■ **PROBLEM REQUIREMENTS**
Reproduce each line of the records below without altering a single character.

■ **DATA IN THIS EXERCISE**
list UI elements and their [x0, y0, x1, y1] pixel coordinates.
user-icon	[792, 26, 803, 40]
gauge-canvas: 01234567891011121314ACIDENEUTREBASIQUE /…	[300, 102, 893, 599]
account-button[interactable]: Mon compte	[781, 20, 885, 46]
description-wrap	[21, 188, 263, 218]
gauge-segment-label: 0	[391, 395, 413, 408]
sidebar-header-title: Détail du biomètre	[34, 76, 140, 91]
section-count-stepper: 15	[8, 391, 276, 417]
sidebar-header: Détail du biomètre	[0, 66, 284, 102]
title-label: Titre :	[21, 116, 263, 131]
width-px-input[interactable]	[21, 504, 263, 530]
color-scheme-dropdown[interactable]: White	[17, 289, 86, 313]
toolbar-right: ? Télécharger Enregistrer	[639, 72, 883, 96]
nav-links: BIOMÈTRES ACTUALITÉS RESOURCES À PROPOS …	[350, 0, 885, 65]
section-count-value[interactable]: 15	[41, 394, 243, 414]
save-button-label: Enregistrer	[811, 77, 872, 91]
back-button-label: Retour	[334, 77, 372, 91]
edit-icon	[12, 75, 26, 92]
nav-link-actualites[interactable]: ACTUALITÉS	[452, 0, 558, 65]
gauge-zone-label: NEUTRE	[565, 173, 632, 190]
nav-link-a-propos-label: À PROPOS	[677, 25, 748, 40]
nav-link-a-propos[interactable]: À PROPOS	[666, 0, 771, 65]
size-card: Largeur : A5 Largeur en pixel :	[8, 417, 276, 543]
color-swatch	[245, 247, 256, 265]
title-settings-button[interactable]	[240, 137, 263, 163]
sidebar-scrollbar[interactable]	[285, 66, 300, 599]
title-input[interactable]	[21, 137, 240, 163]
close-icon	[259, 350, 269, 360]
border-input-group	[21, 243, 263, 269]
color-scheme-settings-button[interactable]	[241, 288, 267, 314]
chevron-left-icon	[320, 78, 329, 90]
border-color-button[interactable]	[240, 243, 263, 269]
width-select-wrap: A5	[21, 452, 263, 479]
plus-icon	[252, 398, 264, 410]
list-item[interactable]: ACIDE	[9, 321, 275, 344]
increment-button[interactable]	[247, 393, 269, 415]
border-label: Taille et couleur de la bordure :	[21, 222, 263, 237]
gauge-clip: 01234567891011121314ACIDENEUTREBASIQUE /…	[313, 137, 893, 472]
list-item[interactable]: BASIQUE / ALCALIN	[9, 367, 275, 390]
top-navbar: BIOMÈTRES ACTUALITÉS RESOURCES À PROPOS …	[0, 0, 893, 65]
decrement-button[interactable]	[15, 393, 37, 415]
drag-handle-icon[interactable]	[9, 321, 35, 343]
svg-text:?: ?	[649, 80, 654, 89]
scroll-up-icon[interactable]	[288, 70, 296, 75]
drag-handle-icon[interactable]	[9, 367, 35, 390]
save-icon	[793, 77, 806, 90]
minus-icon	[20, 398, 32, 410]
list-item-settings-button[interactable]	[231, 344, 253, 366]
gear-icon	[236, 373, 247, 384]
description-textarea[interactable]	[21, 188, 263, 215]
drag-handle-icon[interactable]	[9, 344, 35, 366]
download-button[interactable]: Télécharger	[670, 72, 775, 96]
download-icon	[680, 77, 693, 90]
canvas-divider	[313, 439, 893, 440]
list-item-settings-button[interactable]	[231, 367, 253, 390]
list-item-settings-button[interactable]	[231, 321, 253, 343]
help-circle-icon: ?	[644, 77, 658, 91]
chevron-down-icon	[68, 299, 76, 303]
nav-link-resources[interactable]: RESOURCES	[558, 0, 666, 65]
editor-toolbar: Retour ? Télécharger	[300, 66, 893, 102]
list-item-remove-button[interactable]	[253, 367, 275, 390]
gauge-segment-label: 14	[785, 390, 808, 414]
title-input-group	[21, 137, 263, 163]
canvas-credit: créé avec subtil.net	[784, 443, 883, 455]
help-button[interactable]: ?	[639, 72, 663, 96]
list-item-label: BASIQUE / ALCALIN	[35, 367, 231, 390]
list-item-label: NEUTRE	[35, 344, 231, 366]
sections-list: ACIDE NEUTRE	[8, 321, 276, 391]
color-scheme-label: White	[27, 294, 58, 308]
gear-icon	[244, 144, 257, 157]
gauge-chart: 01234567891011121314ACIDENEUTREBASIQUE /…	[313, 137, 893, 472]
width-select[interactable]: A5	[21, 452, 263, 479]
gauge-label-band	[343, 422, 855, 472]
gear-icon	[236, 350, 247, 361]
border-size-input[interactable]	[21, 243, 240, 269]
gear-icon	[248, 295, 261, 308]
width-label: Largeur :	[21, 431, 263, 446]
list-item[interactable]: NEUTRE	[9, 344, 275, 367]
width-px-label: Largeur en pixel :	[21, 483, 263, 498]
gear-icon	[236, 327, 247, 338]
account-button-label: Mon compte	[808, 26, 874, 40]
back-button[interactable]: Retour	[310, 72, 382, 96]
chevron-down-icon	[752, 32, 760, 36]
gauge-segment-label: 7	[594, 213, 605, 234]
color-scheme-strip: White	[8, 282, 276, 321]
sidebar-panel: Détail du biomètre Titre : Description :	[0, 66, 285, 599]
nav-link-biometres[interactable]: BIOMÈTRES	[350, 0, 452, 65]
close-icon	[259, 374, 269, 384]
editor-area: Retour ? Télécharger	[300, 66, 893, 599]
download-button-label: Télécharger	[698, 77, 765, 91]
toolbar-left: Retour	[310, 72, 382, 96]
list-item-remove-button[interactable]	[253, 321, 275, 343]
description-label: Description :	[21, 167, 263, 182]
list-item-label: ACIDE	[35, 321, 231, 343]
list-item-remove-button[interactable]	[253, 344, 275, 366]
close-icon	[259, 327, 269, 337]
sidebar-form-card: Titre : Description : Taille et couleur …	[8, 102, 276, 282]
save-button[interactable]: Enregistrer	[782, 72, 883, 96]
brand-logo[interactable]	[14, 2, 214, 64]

■ **EXPECTED OUTPUT**
list UI elements and their [x0, y0, x1, y1] pixel coordinates.
user-icon	[792, 26, 803, 40]
gauge-canvas: 01234567891011121314ACIDENEUTREBASIQUE /…	[300, 102, 893, 599]
account-button[interactable]: Mon compte	[781, 20, 885, 46]
description-wrap	[21, 188, 263, 218]
gauge-segment-label: 0	[391, 395, 413, 408]
sidebar-header-title: Détail du biomètre	[34, 76, 140, 91]
section-count-stepper: 15	[8, 391, 276, 417]
sidebar-header: Détail du biomètre	[0, 66, 284, 102]
title-label: Titre :	[21, 116, 263, 131]
width-px-input[interactable]	[21, 504, 263, 530]
color-scheme-dropdown[interactable]: White	[17, 289, 86, 313]
toolbar-right: ? Télécharger Enregistrer	[639, 72, 883, 96]
nav-links: BIOMÈTRES ACTUALITÉS RESOURCES À PROPOS …	[350, 0, 885, 65]
section-count-value[interactable]: 15	[41, 394, 243, 414]
save-button-label: Enregistrer	[811, 77, 872, 91]
back-button-label: Retour	[334, 77, 372, 91]
edit-icon	[12, 75, 26, 92]
nav-link-actualites[interactable]: ACTUALITÉS	[452, 0, 558, 65]
gauge-zone-label: NEUTRE	[565, 173, 632, 190]
nav-link-a-propos-label: À PROPOS	[677, 25, 748, 40]
nav-link-a-propos[interactable]: À PROPOS	[666, 0, 771, 65]
size-card: Largeur : A5 Largeur en pixel :	[8, 417, 276, 543]
color-swatch	[245, 247, 256, 265]
title-settings-button[interactable]	[240, 137, 263, 163]
sidebar-scrollbar[interactable]	[285, 66, 300, 599]
title-input[interactable]	[21, 137, 240, 163]
close-icon	[259, 350, 269, 360]
border-input-group	[21, 243, 263, 269]
color-scheme-settings-button[interactable]	[241, 288, 267, 314]
chevron-left-icon	[320, 78, 329, 90]
border-color-button[interactable]	[240, 243, 263, 269]
width-select-wrap: A5	[21, 452, 263, 479]
plus-icon	[252, 398, 264, 410]
list-item[interactable]: ACIDE	[9, 321, 275, 344]
increment-button[interactable]	[247, 393, 269, 415]
border-label: Taille et couleur de la bordure :	[21, 222, 263, 237]
gauge-clip: 01234567891011121314ACIDENEUTREBASIQUE /…	[313, 137, 893, 472]
list-item[interactable]: BASIQUE / ALCALIN	[9, 367, 275, 390]
top-navbar: BIOMÈTRES ACTUALITÉS RESOURCES À PROPOS …	[0, 0, 893, 65]
decrement-button[interactable]	[15, 393, 37, 415]
drag-handle-icon[interactable]	[9, 321, 35, 343]
svg-text:?: ?	[649, 80, 654, 89]
scroll-up-icon[interactable]	[288, 70, 296, 75]
drag-handle-icon[interactable]	[9, 367, 35, 390]
save-icon	[793, 77, 806, 90]
minus-icon	[20, 398, 32, 410]
list-item-settings-button[interactable]	[231, 344, 253, 366]
gear-icon	[236, 373, 247, 384]
description-textarea[interactable]	[21, 188, 263, 215]
drag-handle-icon[interactable]	[9, 344, 35, 366]
download-button[interactable]: Télécharger	[670, 72, 775, 96]
download-icon	[680, 77, 693, 90]
canvas-divider	[313, 439, 893, 440]
list-item-settings-button[interactable]	[231, 367, 253, 390]
list-item-settings-button[interactable]	[231, 321, 253, 343]
help-circle-icon: ?	[644, 77, 658, 91]
chevron-down-icon	[68, 299, 76, 303]
nav-link-resources[interactable]: RESOURCES	[558, 0, 666, 65]
editor-toolbar: Retour ? Télécharger	[300, 66, 893, 102]
list-item-remove-button[interactable]	[253, 367, 275, 390]
gauge-segment-label: 14	[785, 390, 808, 414]
title-input-group	[21, 137, 263, 163]
canvas-credit: créé avec subtil.net	[784, 443, 883, 455]
help-button[interactable]: ?	[639, 72, 663, 96]
list-item-label: BASIQUE / ALCALIN	[35, 367, 231, 390]
list-item-label: NEUTRE	[35, 344, 231, 366]
sections-list: ACIDE NEUTRE	[8, 321, 276, 391]
color-scheme-label: White	[27, 294, 58, 308]
gear-icon	[244, 144, 257, 157]
gauge-chart: 01234567891011121314ACIDENEUTREBASIQUE /…	[313, 137, 893, 472]
width-select[interactable]: A5	[21, 452, 263, 479]
gauge-label-band	[343, 422, 855, 472]
gear-icon	[236, 350, 247, 361]
border-size-input[interactable]	[21, 243, 240, 269]
gear-icon	[248, 295, 261, 308]
width-label: Largeur :	[21, 431, 263, 446]
list-item[interactable]: NEUTRE	[9, 344, 275, 367]
width-px-label: Largeur en pixel :	[21, 483, 263, 498]
gear-icon	[236, 327, 247, 338]
account-button-label: Mon compte	[808, 26, 874, 40]
back-button[interactable]: Retour	[310, 72, 382, 96]
chevron-down-icon	[752, 32, 760, 36]
gauge-segment-label: 7	[594, 213, 605, 234]
color-scheme-strip: White	[8, 282, 276, 321]
sidebar-panel: Détail du biomètre Titre : Description :	[0, 66, 285, 599]
nav-link-biometres[interactable]: BIOMÈTRES	[350, 0, 452, 65]
close-icon	[259, 374, 269, 384]
editor-area: Retour ? Télécharger	[300, 66, 893, 599]
download-button-label: Télécharger	[698, 77, 765, 91]
toolbar-left: Retour	[310, 72, 382, 96]
list-item-remove-button[interactable]	[253, 321, 275, 343]
description-label: Description :	[21, 167, 263, 182]
list-item-label: ACIDE	[35, 321, 231, 343]
list-item-remove-button[interactable]	[253, 344, 275, 366]
close-icon	[259, 327, 269, 337]
sidebar-form-card: Titre : Description : Taille et couleur …	[8, 102, 276, 282]
save-button[interactable]: Enregistrer	[782, 72, 883, 96]
brand-logo[interactable]	[14, 2, 214, 64]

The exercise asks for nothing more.